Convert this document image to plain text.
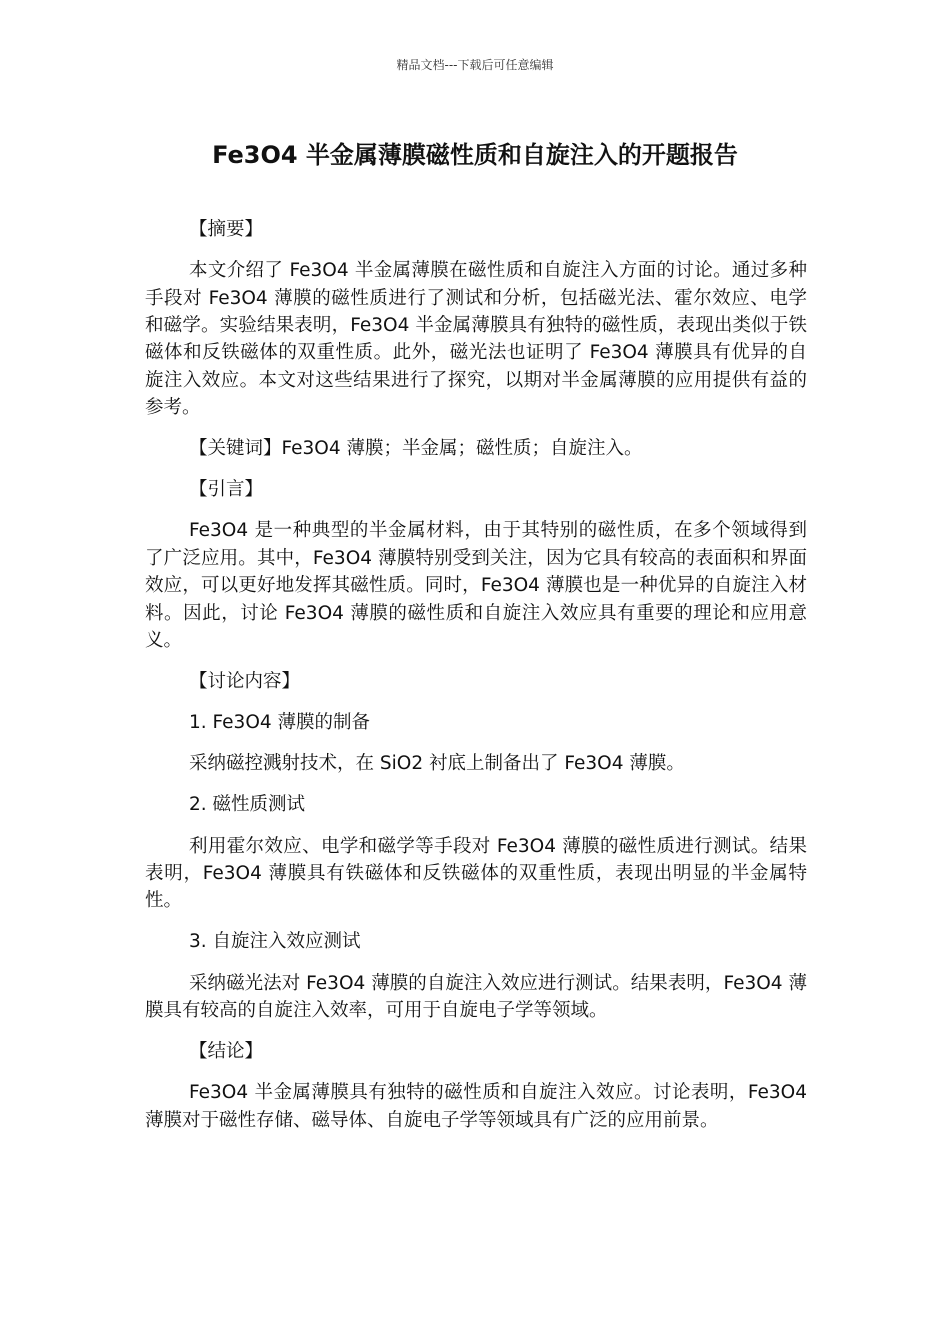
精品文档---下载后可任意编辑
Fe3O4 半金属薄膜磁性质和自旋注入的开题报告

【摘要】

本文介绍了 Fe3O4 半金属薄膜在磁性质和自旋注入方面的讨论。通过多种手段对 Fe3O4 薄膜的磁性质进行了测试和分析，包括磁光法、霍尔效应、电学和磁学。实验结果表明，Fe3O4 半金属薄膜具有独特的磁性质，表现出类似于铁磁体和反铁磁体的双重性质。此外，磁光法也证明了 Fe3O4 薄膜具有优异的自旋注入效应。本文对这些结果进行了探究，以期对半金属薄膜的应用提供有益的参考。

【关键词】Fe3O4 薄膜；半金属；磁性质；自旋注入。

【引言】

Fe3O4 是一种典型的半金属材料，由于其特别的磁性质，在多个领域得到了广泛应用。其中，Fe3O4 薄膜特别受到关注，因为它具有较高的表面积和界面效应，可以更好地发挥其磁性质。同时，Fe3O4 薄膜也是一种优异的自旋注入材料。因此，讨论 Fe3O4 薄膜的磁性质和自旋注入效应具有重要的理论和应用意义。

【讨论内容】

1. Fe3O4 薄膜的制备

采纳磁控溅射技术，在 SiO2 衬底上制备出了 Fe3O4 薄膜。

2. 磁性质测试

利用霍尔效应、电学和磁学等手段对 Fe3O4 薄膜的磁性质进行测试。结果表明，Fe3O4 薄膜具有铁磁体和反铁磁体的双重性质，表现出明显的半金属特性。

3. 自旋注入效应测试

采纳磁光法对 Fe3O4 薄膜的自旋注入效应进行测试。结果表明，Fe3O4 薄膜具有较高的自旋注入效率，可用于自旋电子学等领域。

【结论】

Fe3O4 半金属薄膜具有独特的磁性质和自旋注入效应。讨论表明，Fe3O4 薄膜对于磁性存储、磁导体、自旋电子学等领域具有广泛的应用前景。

* * * * * * * * *

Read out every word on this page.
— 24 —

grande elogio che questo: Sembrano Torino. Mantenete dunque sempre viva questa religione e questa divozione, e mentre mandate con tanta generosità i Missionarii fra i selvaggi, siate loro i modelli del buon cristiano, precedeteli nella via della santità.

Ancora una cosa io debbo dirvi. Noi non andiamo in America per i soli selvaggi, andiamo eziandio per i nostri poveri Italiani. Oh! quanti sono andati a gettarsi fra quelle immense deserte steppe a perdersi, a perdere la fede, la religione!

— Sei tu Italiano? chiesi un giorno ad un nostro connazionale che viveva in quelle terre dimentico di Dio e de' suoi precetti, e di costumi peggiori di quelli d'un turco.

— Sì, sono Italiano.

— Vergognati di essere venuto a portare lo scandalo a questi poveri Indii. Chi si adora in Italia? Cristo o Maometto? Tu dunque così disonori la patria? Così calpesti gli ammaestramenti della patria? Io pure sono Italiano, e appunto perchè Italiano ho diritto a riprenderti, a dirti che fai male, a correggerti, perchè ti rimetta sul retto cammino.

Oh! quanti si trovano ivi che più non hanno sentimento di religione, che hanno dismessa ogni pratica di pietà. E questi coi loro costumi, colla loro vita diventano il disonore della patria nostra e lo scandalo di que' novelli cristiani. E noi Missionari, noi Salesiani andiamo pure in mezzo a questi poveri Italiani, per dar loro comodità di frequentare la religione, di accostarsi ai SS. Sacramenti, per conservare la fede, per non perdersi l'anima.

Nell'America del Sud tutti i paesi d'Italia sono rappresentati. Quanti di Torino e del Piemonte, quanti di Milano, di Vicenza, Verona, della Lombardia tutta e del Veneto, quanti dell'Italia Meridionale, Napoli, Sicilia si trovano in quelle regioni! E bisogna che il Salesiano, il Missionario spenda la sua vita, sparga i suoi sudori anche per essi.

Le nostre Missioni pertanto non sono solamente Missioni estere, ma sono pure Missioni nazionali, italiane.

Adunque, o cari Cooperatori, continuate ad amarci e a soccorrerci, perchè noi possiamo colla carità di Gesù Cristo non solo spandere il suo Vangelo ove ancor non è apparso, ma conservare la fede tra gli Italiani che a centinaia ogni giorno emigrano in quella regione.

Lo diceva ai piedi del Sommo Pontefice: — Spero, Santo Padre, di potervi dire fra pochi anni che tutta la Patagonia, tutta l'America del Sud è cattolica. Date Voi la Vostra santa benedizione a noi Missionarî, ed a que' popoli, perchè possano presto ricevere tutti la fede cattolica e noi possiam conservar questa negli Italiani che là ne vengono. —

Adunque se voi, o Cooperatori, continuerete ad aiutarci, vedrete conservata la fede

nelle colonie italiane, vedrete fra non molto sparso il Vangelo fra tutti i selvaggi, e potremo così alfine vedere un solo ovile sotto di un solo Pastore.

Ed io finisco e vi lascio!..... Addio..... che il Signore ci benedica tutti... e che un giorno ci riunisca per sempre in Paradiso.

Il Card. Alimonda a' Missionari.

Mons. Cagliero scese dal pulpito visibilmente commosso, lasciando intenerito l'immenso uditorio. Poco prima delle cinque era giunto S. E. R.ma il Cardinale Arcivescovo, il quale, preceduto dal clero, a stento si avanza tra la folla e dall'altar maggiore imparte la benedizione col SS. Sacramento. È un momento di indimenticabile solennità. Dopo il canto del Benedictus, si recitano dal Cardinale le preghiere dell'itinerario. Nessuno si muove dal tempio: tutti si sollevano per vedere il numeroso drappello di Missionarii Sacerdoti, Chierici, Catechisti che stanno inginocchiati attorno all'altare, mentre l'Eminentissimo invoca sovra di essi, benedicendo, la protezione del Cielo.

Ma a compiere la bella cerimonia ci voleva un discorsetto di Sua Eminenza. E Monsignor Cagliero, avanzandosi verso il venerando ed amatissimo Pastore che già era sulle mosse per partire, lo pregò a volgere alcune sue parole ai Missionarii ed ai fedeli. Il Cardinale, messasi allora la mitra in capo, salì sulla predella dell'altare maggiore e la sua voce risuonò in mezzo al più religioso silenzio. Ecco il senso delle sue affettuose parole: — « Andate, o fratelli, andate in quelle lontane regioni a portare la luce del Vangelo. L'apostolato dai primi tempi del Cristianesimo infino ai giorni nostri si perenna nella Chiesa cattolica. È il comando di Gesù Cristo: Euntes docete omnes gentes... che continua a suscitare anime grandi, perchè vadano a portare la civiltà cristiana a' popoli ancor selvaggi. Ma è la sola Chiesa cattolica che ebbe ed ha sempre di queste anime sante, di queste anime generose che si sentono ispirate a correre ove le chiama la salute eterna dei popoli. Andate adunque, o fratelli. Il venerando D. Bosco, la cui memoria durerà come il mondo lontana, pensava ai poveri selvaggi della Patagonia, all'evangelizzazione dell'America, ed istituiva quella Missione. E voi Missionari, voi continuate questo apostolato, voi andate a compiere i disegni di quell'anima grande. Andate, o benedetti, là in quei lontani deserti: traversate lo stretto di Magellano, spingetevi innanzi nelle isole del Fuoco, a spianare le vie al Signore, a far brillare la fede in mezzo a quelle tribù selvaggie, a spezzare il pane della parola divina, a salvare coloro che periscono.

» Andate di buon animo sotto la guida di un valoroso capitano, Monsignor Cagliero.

* * * * * * * * *

Request: In the material above, show every line where the word "conservare" turns up.

Result of the task:
Oh! quanti si trovano ivi che più non hanno sentimento di religione, che hanno dismessa ogni pratica di pietà. E questi coi loro costumi, colla loro vita diventano il disonore della patria nostra e lo scandalo di que' novelli cristiani. E noi Missionari, noi Salesiani andiamo pure in mezzo a questi poveri Italiani, per dar loro comodità di frequentare la religione, di accostarsi ai SS. Sacramenti, per conservare la fede, per non perdersi l'anima.
Adunque, o cari Cooperatori, continuate ad amarci e a soccorrerci, perchè noi possiamo colla carità di Gesù Cristo non solo spandere il suo Vangelo ove ancor non è apparso, ma conservare la fede tra gli Italiani che a centinaia ogni giorno emigrano in quella regione.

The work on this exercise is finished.